>> START Dataset entries

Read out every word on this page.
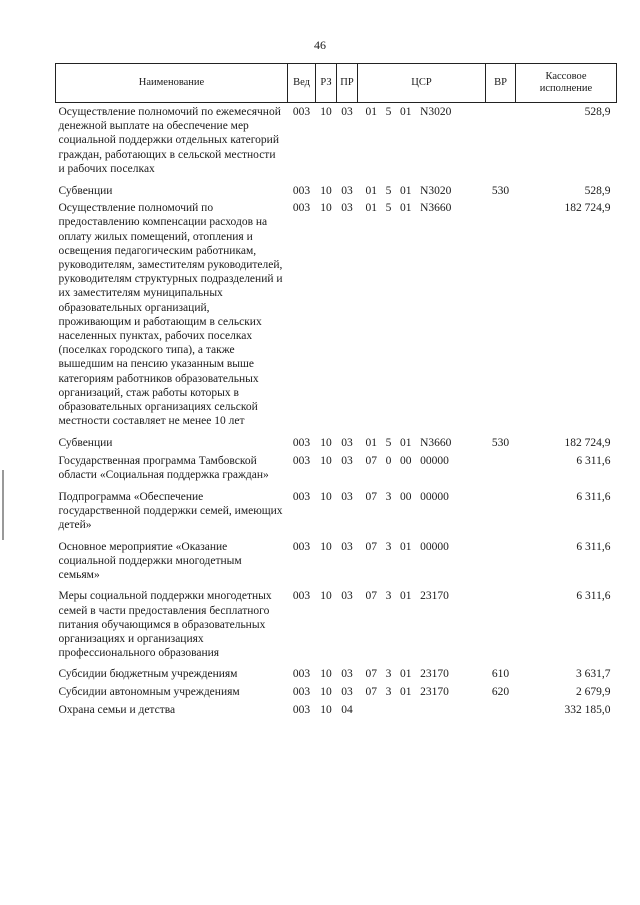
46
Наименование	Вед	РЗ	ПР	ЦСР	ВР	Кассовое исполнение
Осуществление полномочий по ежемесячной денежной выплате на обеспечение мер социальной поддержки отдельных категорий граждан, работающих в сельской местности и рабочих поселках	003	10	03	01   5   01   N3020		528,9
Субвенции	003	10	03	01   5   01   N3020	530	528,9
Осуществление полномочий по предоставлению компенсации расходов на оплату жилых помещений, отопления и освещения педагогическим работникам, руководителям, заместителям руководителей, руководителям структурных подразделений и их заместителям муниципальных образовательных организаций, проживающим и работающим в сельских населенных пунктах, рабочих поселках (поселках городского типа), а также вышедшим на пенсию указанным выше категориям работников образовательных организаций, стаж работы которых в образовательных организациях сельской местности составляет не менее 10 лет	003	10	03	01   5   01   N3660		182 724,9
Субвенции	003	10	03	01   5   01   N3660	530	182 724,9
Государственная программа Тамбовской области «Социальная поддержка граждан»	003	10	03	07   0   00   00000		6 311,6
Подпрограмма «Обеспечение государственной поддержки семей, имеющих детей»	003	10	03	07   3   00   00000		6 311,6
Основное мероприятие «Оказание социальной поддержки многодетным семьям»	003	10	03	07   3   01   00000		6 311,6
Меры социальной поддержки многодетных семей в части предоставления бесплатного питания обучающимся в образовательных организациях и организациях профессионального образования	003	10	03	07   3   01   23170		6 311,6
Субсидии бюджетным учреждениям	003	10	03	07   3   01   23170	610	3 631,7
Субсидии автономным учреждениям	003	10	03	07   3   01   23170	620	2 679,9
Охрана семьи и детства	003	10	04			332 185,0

>> END Dataset entries

Task to complete:
Copy the records above exactly, omitting every picture.

Exercise answer:
Read out every word on this page.
46
Наименование	Вед	РЗ	ПР	ЦСР	ВР	Кассовое исполнение
Осуществление полномочий по ежемесячной денежной выплате на обеспечение мер социальной поддержки отдельных категорий граждан, работающих в сельской местности и рабочих поселках	003	10	03	01   5   01   N3020		528,9
Субвенции	003	10	03	01   5   01   N3020	530	528,9
Осуществление полномочий по предоставлению компенсации расходов на оплату жилых помещений, отопления и освещения педагогическим работникам, руководителям, заместителям руководителей, руководителям структурных подразделений и их заместителям муниципальных образовательных организаций, проживающим и работающим в сельских населенных пунктах, рабочих поселках (поселках городского типа), а также вышедшим на пенсию указанным выше категориям работников образовательных организаций, стаж работы которых в образовательных организациях сельской местности составляет не менее 10 лет	003	10	03	01   5   01   N3660		182 724,9
Субвенции	003	10	03	01   5   01   N3660	530	182 724,9
Государственная программа Тамбовской области «Социальная поддержка граждан»	003	10	03	07   0   00   00000		6 311,6
Подпрограмма «Обеспечение государственной поддержки семей, имеющих детей»	003	10	03	07   3   00   00000		6 311,6
Основное мероприятие «Оказание социальной поддержки многодетным семьям»	003	10	03	07   3   01   00000		6 311,6
Меры социальной поддержки многодетных семей в части предоставления бесплатного питания обучающимся в образовательных организациях и организациях профессионального образования	003	10	03	07   3   01   23170		6 311,6
Субсидии бюджетным учреждениям	003	10	03	07   3   01   23170	610	3 631,7
Субсидии автономным учреждениям	003	10	03	07   3   01   23170	620	2 679,9
Охрана семьи и детства	003	10	04			332 185,0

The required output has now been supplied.